Provided records:
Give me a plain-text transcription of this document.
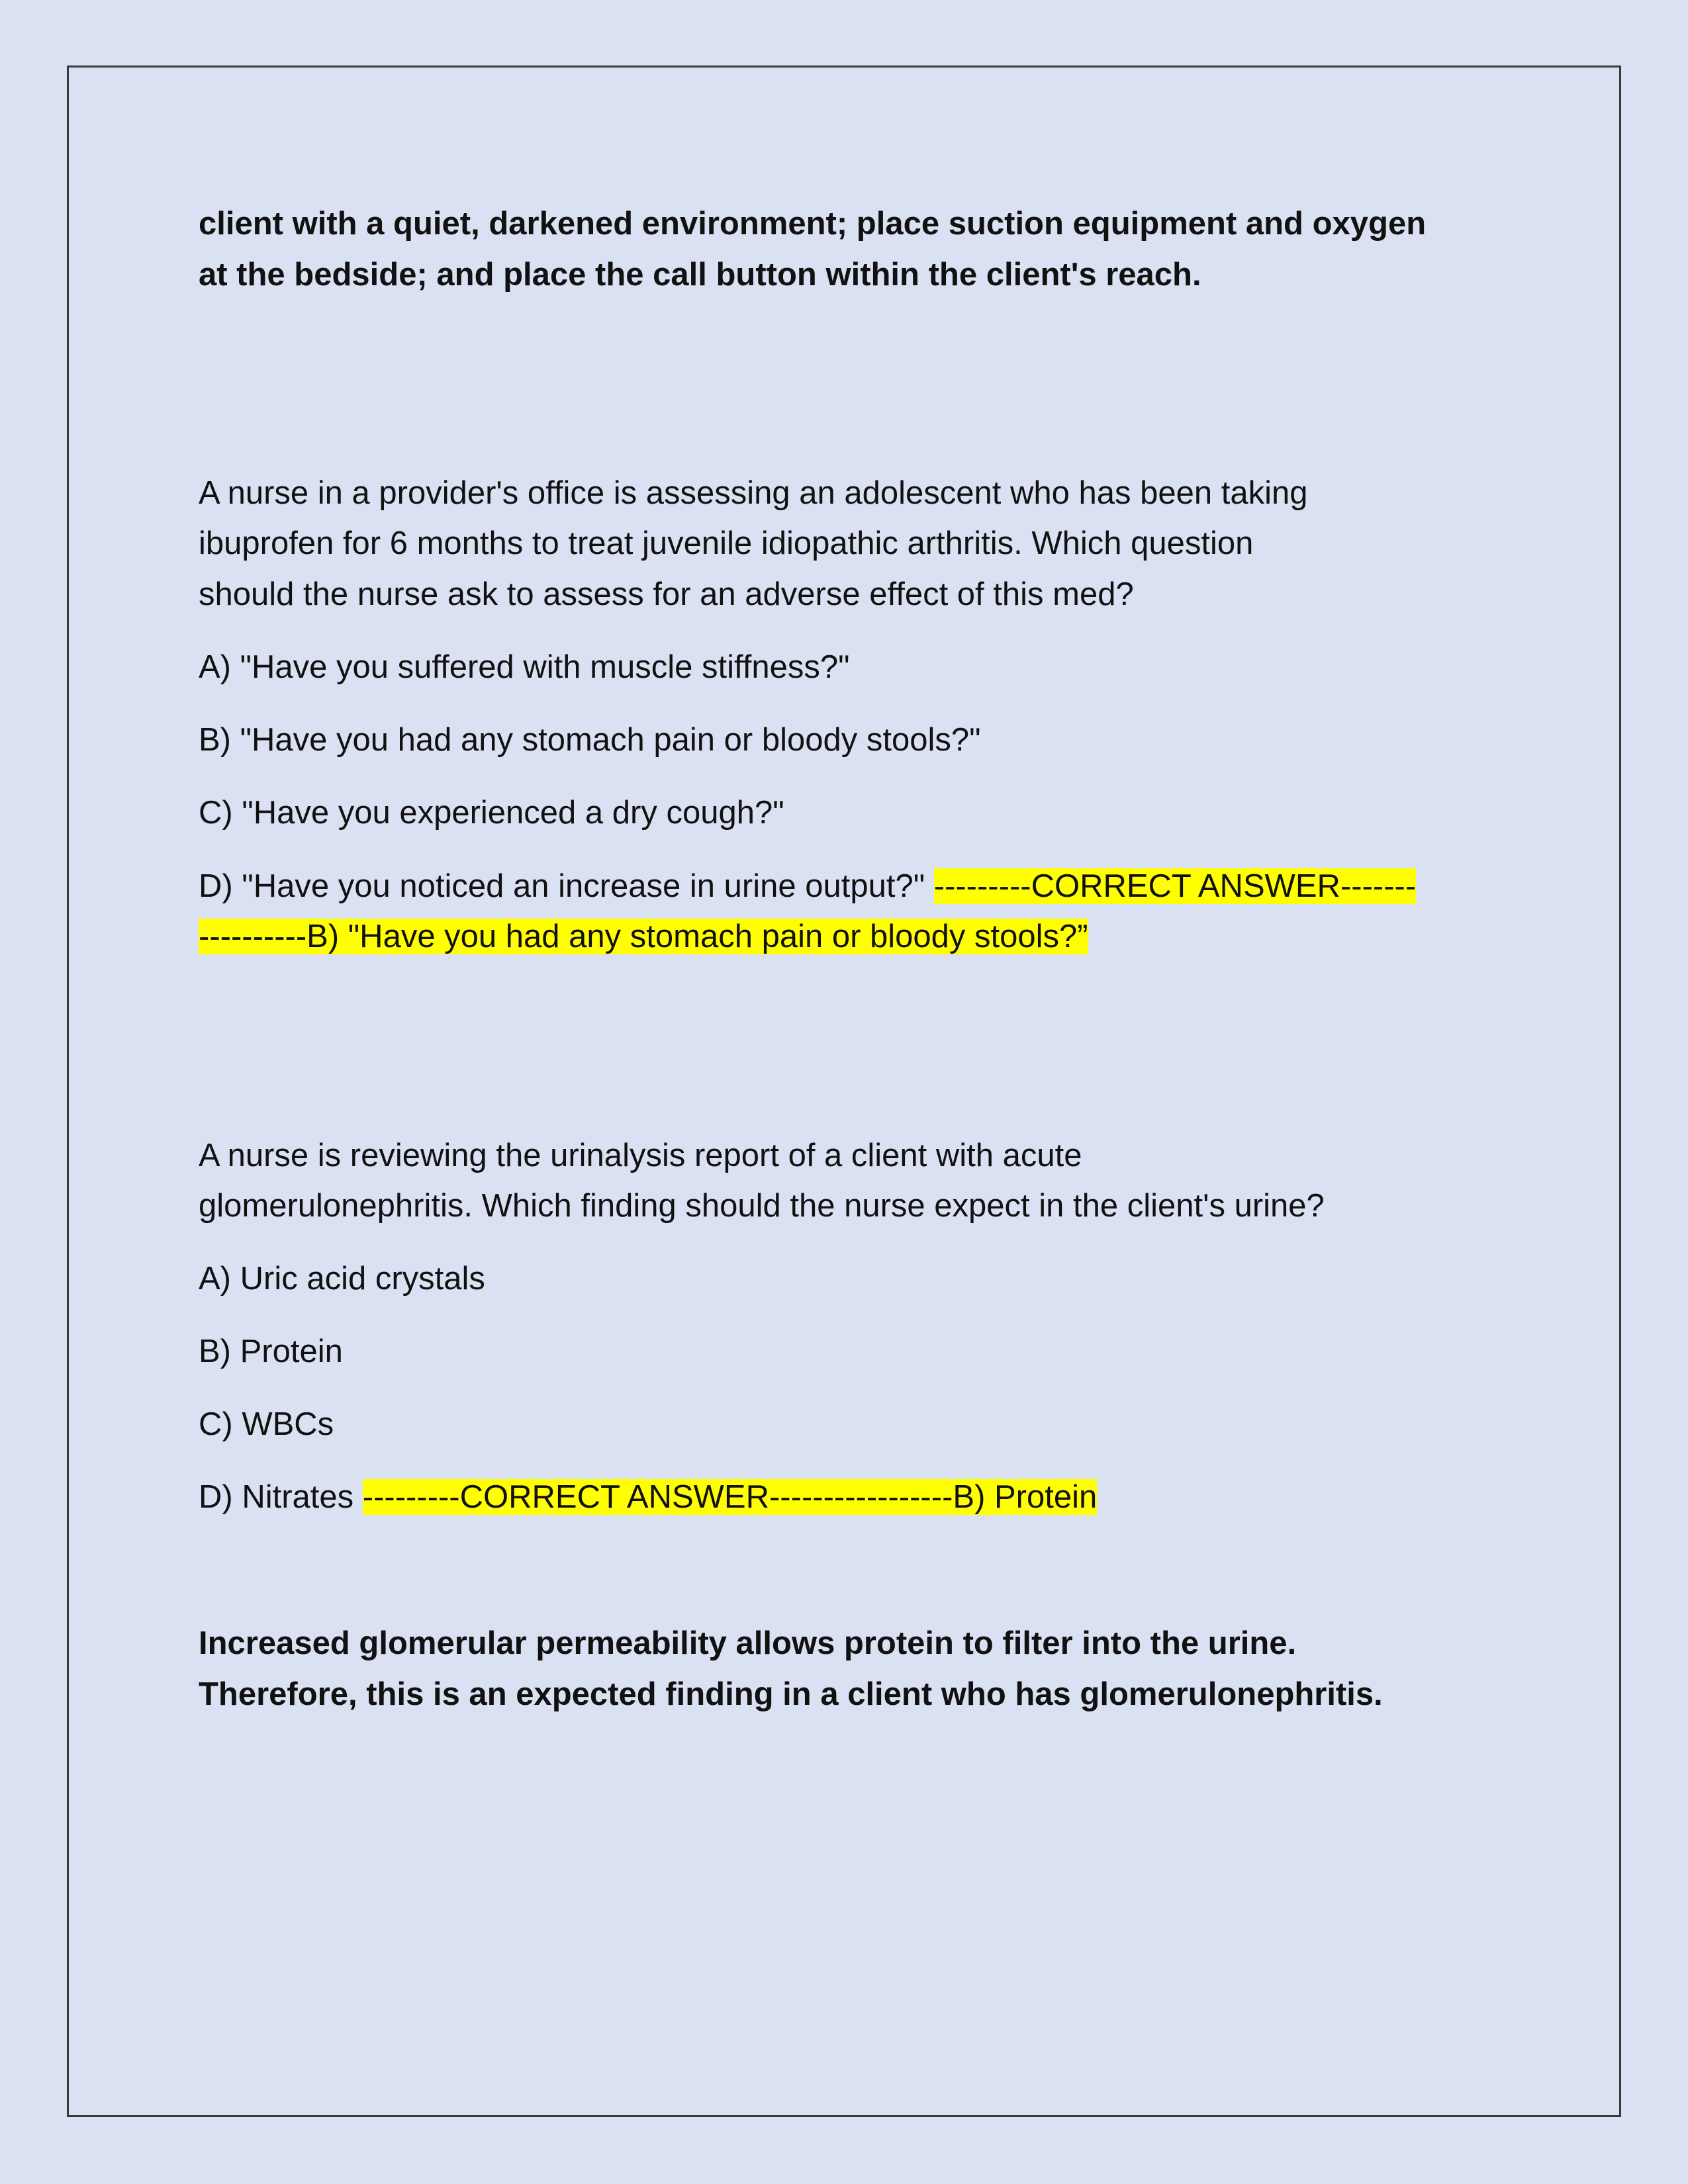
client with a quiet, darkened environment; place suction equipment and oxygen
at the bedside; and place the call button within the client's reach.
A nurse in a provider's office is assessing an adolescent who has been taking
ibuprofen for 6 months to treat juvenile idiopathic arthritis. Which question
should the nurse ask to assess for an adverse effect of this med?
A) "Have you suffered with muscle stiffness?"
B) "Have you had any stomach pain or bloody stools?"
C) "Have you experienced a dry cough?"
D) "Have you noticed an increase in urine output?" ---------CORRECT ANSWER-------
----------B) "Have you had any stomach pain or bloody stools?”
A nurse is reviewing the urinalysis report of a client with acute
glomerulonephritis. Which finding should the nurse expect in the client's urine?
A) Uric acid crystals
B) Protein
C) WBCs
D) Nitrates ---------CORRECT ANSWER-----------------B) Protein
Increased glomerular permeability allows protein to filter into the urine.
Therefore, this is an expected finding in a client who has glomerulonephritis.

Work task:
Except for the pictures, the whole listing above should be transcribed exactly.

Problem solution:
Give me a plain-text transcription of this document.
client with a quiet, darkened environment; place suction equipment and oxygen
at the bedside; and place the call button within the client's reach.
A nurse in a provider's office is assessing an adolescent who has been taking
ibuprofen for 6 months to treat juvenile idiopathic arthritis. Which question
should the nurse ask to assess for an adverse effect of this med?
A) "Have you suffered with muscle stiffness?"
B) "Have you had any stomach pain or bloody stools?"
C) "Have you experienced a dry cough?"
D) "Have you noticed an increase in urine output?" ---------CORRECT ANSWER-------
----------B) "Have you had any stomach pain or bloody stools?”
A nurse is reviewing the urinalysis report of a client with acute
glomerulonephritis. Which finding should the nurse expect in the client's urine?
A) Uric acid crystals
B) Protein
C) WBCs
D) Nitrates ---------CORRECT ANSWER-----------------B) Protein
Increased glomerular permeability allows protein to filter into the urine.
Therefore, this is an expected finding in a client who has glomerulonephritis.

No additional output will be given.